-- Dataset entries start --
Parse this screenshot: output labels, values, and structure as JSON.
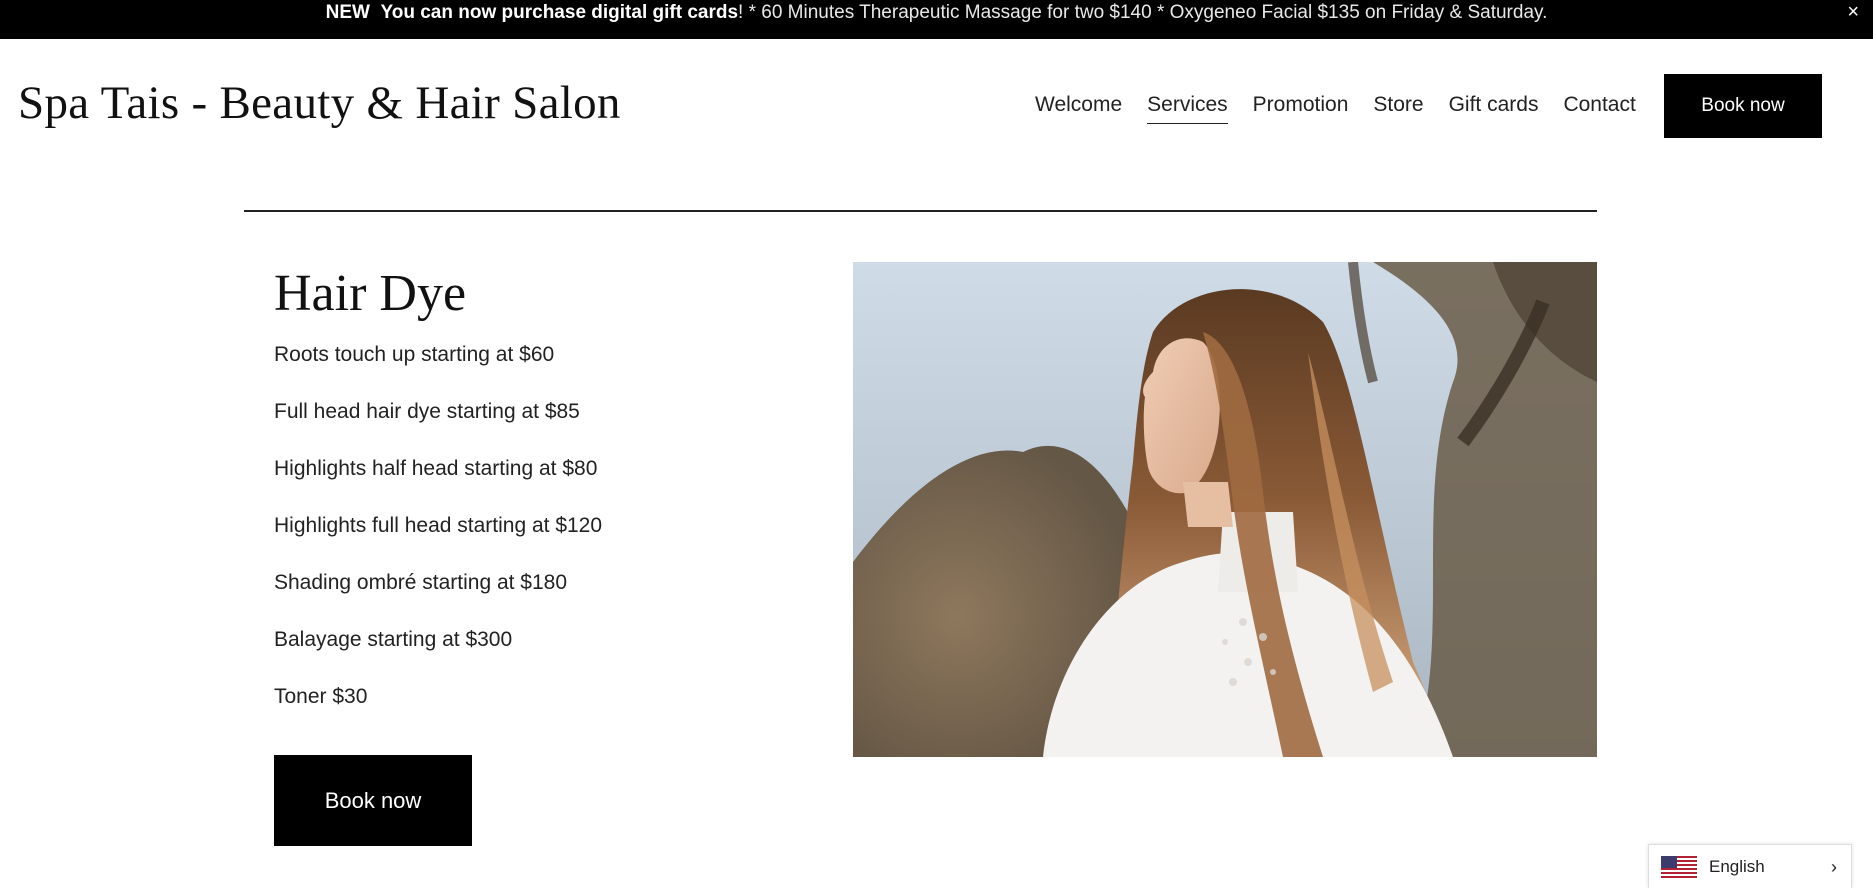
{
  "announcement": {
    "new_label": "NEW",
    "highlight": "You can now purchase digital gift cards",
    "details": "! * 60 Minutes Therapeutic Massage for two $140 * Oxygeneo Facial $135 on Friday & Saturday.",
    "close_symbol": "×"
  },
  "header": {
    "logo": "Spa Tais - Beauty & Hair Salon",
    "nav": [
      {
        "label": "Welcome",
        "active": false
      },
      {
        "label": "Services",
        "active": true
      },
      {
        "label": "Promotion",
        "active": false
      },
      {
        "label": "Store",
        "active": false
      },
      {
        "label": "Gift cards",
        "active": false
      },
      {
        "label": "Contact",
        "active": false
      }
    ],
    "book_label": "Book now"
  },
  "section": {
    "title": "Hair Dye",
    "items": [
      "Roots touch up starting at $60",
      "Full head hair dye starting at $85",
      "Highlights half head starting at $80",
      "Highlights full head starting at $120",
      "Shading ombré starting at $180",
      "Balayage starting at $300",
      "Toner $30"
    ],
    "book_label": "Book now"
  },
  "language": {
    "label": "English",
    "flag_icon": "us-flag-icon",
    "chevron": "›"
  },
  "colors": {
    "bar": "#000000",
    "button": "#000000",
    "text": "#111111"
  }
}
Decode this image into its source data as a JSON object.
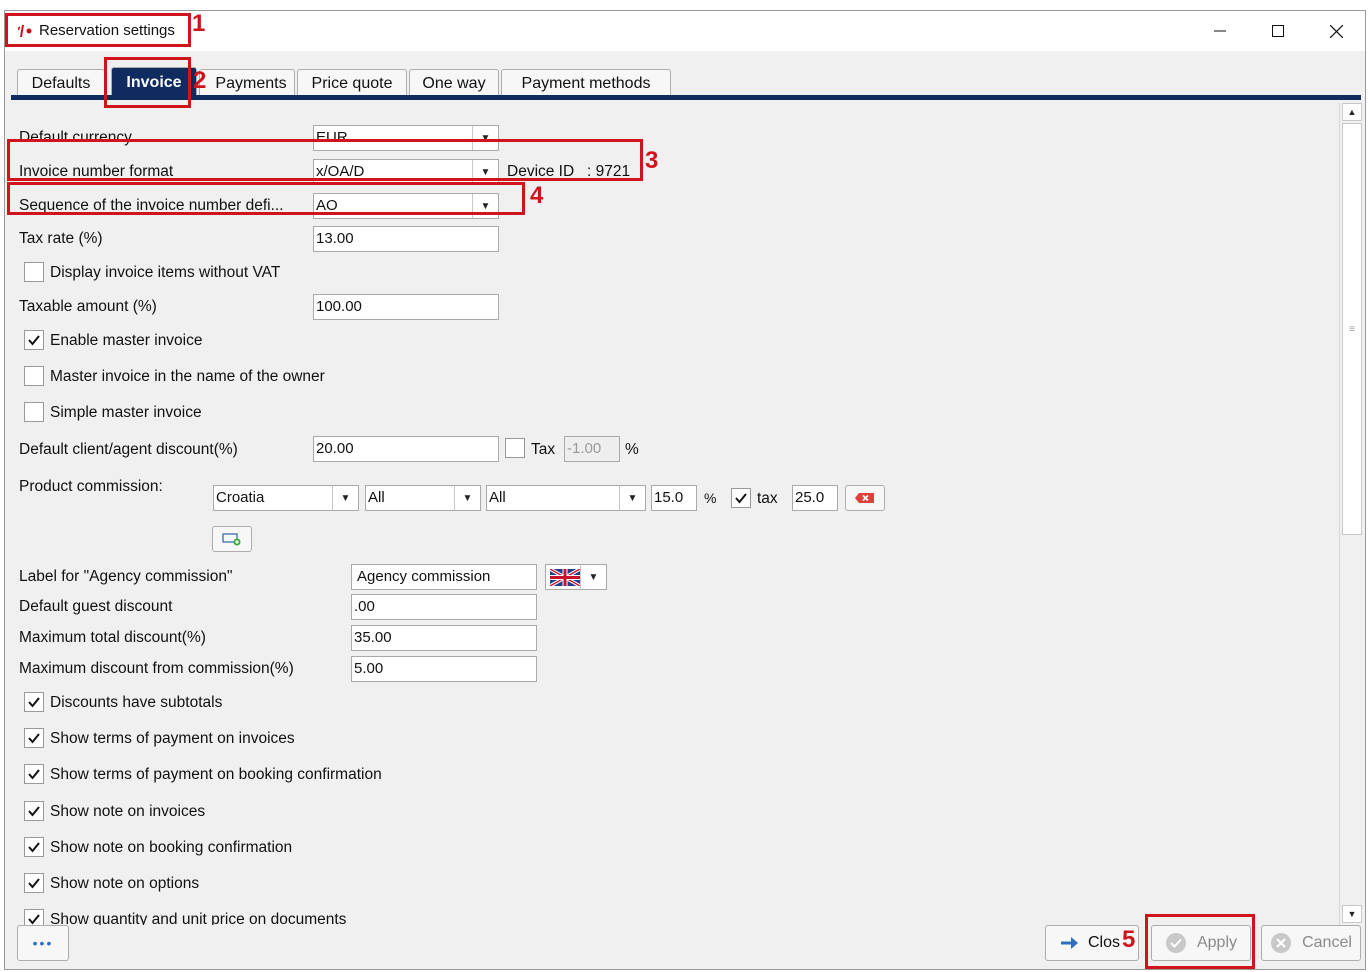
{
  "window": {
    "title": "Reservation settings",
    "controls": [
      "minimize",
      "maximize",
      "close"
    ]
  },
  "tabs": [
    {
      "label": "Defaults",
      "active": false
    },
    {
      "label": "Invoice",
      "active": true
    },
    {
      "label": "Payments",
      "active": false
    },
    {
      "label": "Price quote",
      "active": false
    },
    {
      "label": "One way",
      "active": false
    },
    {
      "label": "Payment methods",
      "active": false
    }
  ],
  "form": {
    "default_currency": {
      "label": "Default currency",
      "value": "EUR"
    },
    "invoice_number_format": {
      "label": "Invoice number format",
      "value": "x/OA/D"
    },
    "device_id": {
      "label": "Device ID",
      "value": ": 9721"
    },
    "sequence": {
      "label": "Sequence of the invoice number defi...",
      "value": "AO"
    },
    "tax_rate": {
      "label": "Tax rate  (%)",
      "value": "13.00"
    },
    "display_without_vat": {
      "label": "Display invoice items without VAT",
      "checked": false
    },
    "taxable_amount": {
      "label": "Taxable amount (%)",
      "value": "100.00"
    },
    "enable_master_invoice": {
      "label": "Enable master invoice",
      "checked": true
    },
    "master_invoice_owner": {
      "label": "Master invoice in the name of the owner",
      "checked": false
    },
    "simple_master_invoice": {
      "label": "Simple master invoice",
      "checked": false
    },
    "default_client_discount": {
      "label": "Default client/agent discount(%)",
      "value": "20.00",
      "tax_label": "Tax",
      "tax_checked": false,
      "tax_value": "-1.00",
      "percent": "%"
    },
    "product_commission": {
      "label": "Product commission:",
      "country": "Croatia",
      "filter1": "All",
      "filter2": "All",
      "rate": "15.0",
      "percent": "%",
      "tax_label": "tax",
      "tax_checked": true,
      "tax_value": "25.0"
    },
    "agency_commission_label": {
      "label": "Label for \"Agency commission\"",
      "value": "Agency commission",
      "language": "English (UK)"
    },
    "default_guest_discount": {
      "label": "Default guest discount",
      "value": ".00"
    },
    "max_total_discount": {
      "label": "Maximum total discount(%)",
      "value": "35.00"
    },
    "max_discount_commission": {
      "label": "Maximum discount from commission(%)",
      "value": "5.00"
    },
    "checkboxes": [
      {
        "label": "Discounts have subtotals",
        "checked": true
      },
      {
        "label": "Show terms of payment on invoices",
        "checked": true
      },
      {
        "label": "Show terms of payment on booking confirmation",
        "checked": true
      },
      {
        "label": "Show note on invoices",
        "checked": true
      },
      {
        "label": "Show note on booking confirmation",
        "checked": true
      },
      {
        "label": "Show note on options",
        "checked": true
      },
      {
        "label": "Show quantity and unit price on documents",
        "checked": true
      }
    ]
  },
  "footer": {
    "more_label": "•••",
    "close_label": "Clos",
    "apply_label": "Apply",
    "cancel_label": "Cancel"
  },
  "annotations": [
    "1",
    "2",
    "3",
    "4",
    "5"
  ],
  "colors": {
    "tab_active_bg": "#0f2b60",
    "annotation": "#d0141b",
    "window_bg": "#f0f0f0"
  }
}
-- Dataset entries end --
Copy each line in the data that holds the word "starting".

      "Roots touch up starting at $60",
      "Full head hair dye starting at $85",
      "Highlights half head starting at $80",
      "Highlights full head starting at $120",
      "Shading ombré starting at $180",
      "Balayage starting at $300",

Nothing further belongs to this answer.